### YOUR GOAL
Only lines with the word "JSON" are needed; collect each of them from the listing below.

### RECORD EXCERPTS
[BEGIN]

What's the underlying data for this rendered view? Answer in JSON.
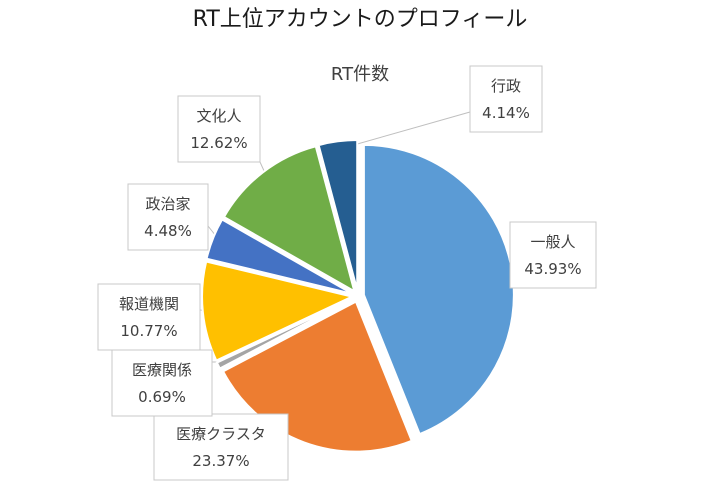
{
  "chart_data": {
    "type": "pie",
    "title": "RT上位アカウントのプロフィール",
    "subtitle": "RT件数",
    "slices": [
      {
        "name": "一般人",
        "value": 43.93,
        "label": "43.93%",
        "color": "#5b9bd5"
      },
      {
        "name": "医療クラスタ",
        "value": 23.37,
        "label": "23.37%",
        "color": "#ed7d31"
      },
      {
        "name": "医療関係",
        "value": 0.69,
        "label": "0.69%",
        "color": "#a5a5a5"
      },
      {
        "name": "報道機関",
        "value": 10.77,
        "label": "10.77%",
        "color": "#ffc000"
      },
      {
        "name": "政治家",
        "value": 4.48,
        "label": "4.48%",
        "color": "#4472c4"
      },
      {
        "name": "文化人",
        "value": 12.62,
        "label": "12.62%",
        "color": "#70ad47"
      },
      {
        "name": "行政",
        "value": 4.14,
        "label": "4.14%",
        "color": "#255e91"
      }
    ],
    "exploded": true,
    "legend": "none",
    "data_labels": "category-and-percent-with-leader-lines"
  }
}
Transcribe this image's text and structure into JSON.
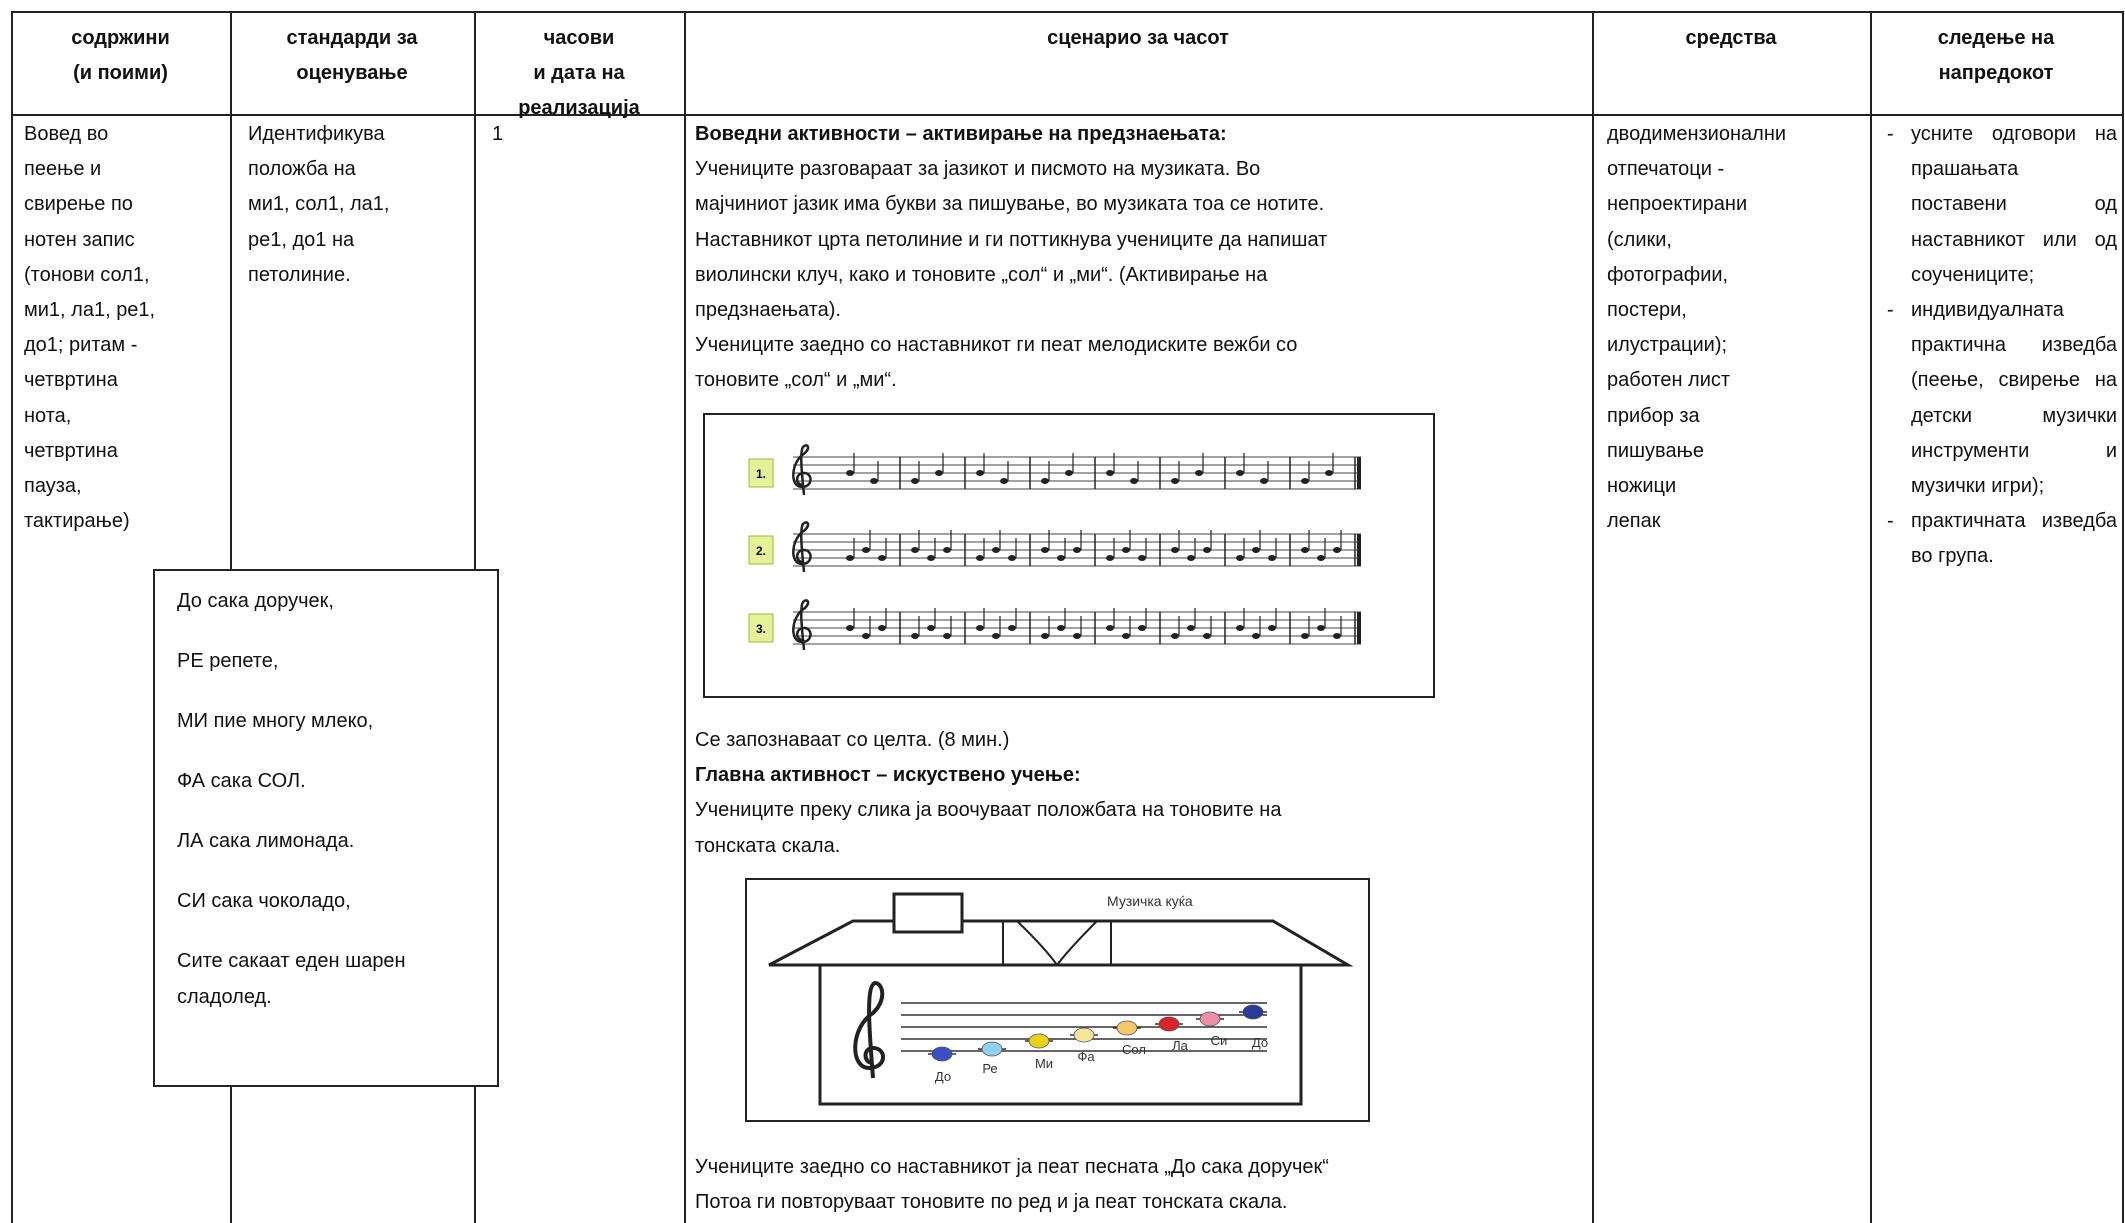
{
  "header": [
    [
      "содржини",
      "(и поими)"
    ],
    [
      "стандарди за",
      "оценување"
    ],
    [
      "часови",
      "и дата на",
      "реализација"
    ],
    [
      "сценарио за часот"
    ],
    [
      "средства"
    ],
    [
      "следење на",
      "напредокот"
    ]
  ],
  "row": {
    "content": [
      "Вовед во",
      "пеење и",
      "свирење по",
      "нотен запис",
      "(тонови сол1,",
      "ми1, ла1, ре1,",
      "до1; ритам -",
      "четвртина",
      "нота,",
      "четвртина",
      "пауза,",
      "тактирање)"
    ],
    "standards": [
      "Идентификува",
      "положба на",
      "ми1, сол1, ла1,",
      "ре1, до1 на",
      "петолиние."
    ],
    "hours": "1",
    "scenario": {
      "heading1": "Воведни активности – активирање на предзнаењата:",
      "para1": [
        "Учениците разговараат за јазикот и писмото на музиката. Во",
        "мајчиниот јазик има букви за пишување, во музиката тоа се нотите.",
        "Наставникот црта петолиние и ги поттикнува учениците да напишат",
        "виолински клуч, како и тоновите „сол“ и „ми“. (Активирање на",
        "предзнаењата).",
        "Учениците заедно со наставникот ги пеат мелодиските вежби со",
        "тоновите „сол“ и „ми“."
      ],
      "figure1": {
        "labels": [
          "1.",
          "2.",
          "3."
        ]
      },
      "after1": "Се запознаваат со целта. (8 мин.)",
      "heading2": "Главна активност – искуствено учење:",
      "para2": [
        "Учениците преку слика ја воочуваат положбата на тоновите на",
        "тонската скала."
      ],
      "figure2": {
        "title": "Музичка куќа",
        "notes": [
          "До",
          "Ре",
          "Ми",
          "Фа",
          "Сол",
          "Ла",
          "Си",
          "До"
        ]
      },
      "para3": [
        "Учениците заедно со наставникот ја пеат песната „До сака доручек“",
        "Потоа ги повторуваат тоновите по ред и ја пеат тонската скала."
      ]
    },
    "resources": [
      "дводимензионални",
      "отпечатоци -",
      "непроектирани",
      "(слики,",
      "фотографии,",
      "постери,",
      "илустрации);",
      "работен лист",
      "прибор за",
      "пишување",
      "ножици",
      "лепак"
    ],
    "monitoring": [
      "усните одговори на прашањата поставени од наставникот или од соучениците;",
      "индивидуалната практична изведба (пеење, свирење на детски музички инструменти и музички игри);",
      "практичната изведба во група."
    ]
  },
  "poem": [
    "До сака доручек,",
    "РЕ репете,",
    "МИ пие многу млеко,",
    "ФА сака СОЛ.",
    "ЛА сака лимонада.",
    "СИ сака чоколадо,",
    "Сите сакаат еден шарен",
    "сладолед."
  ]
}
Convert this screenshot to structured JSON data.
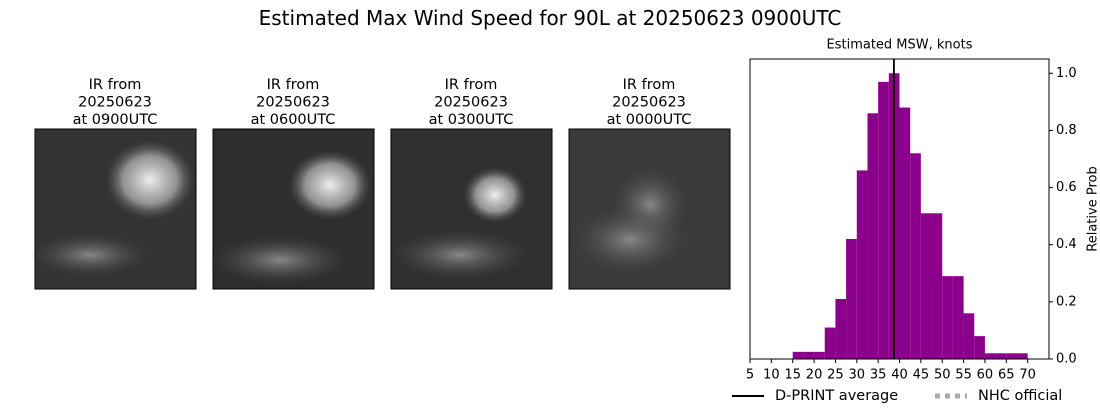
{
  "title": "Estimated Max Wind Speed for 90L at 20250623 0900UTC",
  "panels": [
    {
      "lines": [
        "IR from",
        "20250623",
        "at 0900UTC"
      ]
    },
    {
      "lines": [
        "IR from",
        "20250623",
        "at 0600UTC"
      ]
    },
    {
      "lines": [
        "IR from",
        "20250623",
        "at 0300UTC"
      ]
    },
    {
      "lines": [
        "IR from",
        "20250623",
        "at 0000UTC"
      ]
    }
  ],
  "chart_data": {
    "type": "histogram",
    "title": "Estimated MSW, knots",
    "ylabel": "Relative Prob",
    "color": "#8b008b",
    "bins": [
      15,
      17.5,
      20,
      22.5,
      25,
      27.5,
      30,
      32.5,
      35,
      37.5,
      40,
      42.5,
      45,
      47.5,
      50,
      52.5,
      55,
      57.5,
      60,
      62.5,
      65,
      67.5,
      70
    ],
    "values": [
      0.025,
      0.025,
      0.025,
      0.11,
      0.21,
      0.42,
      0.66,
      0.86,
      0.97,
      1.0,
      0.88,
      0.72,
      0.51,
      0.51,
      0.29,
      0.29,
      0.16,
      0.08,
      0.02,
      0.02,
      0.02,
      0.02
    ],
    "xlim": [
      5,
      75
    ],
    "ylim": [
      0,
      1.05
    ],
    "xticks": [
      5,
      10,
      15,
      20,
      25,
      30,
      35,
      40,
      45,
      50,
      55,
      60,
      65,
      70
    ],
    "yticks": [
      {
        "value": 0,
        "label": "0.0"
      },
      {
        "value": 0.2,
        "label": "0.2"
      },
      {
        "value": 0.4,
        "label": "0.4"
      },
      {
        "value": 0.6,
        "label": "0.6"
      },
      {
        "value": 0.8,
        "label": "0.8"
      },
      {
        "value": 1,
        "label": "1.0"
      }
    ],
    "average": {
      "name": "D-PRINT average",
      "value": 38.7,
      "color": "#000000"
    },
    "nhc_official": {
      "name": "NHC official",
      "color": "#aaaaaa"
    }
  }
}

[END]

### OUTPUT FOR THIS EXERCISE
What's the underlying data for this rendered view? Answer in JSON.
Transcribe this image's text and structure into JSON.
Convert this screenshot to structured JSON data.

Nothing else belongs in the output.